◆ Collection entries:
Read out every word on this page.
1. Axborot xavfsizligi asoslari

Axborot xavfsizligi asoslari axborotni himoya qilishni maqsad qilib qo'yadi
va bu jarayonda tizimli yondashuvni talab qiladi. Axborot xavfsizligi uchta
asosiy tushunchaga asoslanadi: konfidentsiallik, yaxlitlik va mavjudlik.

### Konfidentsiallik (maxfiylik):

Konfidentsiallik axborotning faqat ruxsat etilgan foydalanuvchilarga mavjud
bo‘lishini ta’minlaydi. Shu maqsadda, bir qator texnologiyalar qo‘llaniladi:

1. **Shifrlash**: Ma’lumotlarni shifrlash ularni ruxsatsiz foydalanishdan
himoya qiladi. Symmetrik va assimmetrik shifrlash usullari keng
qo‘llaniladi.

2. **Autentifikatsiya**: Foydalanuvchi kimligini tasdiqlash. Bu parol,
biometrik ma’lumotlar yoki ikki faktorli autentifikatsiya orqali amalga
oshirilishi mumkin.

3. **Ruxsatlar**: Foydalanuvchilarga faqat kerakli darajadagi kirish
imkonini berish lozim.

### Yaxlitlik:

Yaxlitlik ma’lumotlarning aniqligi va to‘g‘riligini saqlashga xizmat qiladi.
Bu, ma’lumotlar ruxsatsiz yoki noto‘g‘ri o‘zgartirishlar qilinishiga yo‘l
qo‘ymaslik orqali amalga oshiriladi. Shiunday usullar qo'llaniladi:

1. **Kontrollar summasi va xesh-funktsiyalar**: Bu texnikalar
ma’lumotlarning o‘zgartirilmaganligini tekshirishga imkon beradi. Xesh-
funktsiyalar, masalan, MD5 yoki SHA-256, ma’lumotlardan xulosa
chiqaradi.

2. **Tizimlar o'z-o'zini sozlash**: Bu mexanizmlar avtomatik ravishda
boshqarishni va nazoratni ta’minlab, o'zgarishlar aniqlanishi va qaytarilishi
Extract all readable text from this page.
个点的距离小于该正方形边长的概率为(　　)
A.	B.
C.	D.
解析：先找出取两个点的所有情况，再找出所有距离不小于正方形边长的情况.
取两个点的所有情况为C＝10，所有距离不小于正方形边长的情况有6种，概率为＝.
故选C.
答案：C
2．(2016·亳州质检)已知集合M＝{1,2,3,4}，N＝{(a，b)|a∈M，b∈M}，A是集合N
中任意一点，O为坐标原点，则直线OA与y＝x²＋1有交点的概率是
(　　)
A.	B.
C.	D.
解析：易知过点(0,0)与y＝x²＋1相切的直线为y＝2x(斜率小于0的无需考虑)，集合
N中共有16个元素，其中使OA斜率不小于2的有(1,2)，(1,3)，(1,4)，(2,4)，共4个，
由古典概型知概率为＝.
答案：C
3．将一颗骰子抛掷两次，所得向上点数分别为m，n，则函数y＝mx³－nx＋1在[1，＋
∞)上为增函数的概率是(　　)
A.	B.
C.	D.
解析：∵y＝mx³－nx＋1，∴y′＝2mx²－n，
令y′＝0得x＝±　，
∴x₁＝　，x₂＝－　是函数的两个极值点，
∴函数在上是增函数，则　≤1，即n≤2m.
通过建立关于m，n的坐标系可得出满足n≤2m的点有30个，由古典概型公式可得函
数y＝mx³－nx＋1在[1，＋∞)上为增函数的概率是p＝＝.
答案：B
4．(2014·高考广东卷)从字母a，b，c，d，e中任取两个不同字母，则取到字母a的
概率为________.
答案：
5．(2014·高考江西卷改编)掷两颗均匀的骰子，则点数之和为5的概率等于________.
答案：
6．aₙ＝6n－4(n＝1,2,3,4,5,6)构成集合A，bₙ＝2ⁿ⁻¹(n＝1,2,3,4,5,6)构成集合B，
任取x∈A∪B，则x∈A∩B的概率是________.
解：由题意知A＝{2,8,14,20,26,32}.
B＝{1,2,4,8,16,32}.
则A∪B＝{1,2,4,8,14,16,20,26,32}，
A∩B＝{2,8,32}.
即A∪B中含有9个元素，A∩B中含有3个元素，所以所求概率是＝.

◆ TASK TO COMPLETE: Repeat exactly the lines starting at the line with "Extract all readable text from this page." and ending with the final line of the entries. Include nothing else.

◆ RESULT:
Extract all readable text from this page.
个点的距离小于该正方形边长的概率为(　　)
A.	B.
C.	D.
解析：先找出取两个点的所有情况，再找出所有距离不小于正方形边长的情况.
取两个点的所有情况为C＝10，所有距离不小于正方形边长的情况有6种，概率为＝.
故选C.
答案：C
2．(2016·亳州质检)已知集合M＝{1,2,3,4}，N＝{(a，b)|a∈M，b∈M}，A是集合N
中任意一点，O为坐标原点，则直线OA与y＝x²＋1有交点的概率是
(　　)
A.	B.
C.	D.
解析：易知过点(0,0)与y＝x²＋1相切的直线为y＝2x(斜率小于0的无需考虑)，集合
N中共有16个元素，其中使OA斜率不小于2的有(1,2)，(1,3)，(1,4)，(2,4)，共4个，
由古典概型知概率为＝.
答案：C
3．将一颗骰子抛掷两次，所得向上点数分别为m，n，则函数y＝mx³－nx＋1在[1，＋
∞)上为增函数的概率是(　　)
A.	B.
C.	D.
解析：∵y＝mx³－nx＋1，∴y′＝2mx²－n，
令y′＝0得x＝±　，
∴x₁＝　，x₂＝－　是函数的两个极值点，
∴函数在上是增函数，则　≤1，即n≤2m.
通过建立关于m，n的坐标系可得出满足n≤2m的点有30个，由古典概型公式可得函
数y＝mx³－nx＋1在[1，＋∞)上为增函数的概率是p＝＝.
答案：B
4．(2014·高考广东卷)从字母a，b，c，d，e中任取两个不同字母，则取到字母a的
概率为________.
答案：
5．(2014·高考江西卷改编)掷两颗均匀的骰子，则点数之和为5的概率等于________.
答案：
6．aₙ＝6n－4(n＝1,2,3,4,5,6)构成集合A，bₙ＝2ⁿ⁻¹(n＝1,2,3,4,5,6)构成集合B，
任取x∈A∪B，则x∈A∩B的概率是________.
解：由题意知A＝{2,8,14,20,26,32}.
B＝{1,2,4,8,16,32}.
则A∪B＝{1,2,4,8,14,16,20,26,32}，
A∩B＝{2,8,32}.
即A∪B中含有9个元素，A∩B中含有3个元素，所以所求概率是＝.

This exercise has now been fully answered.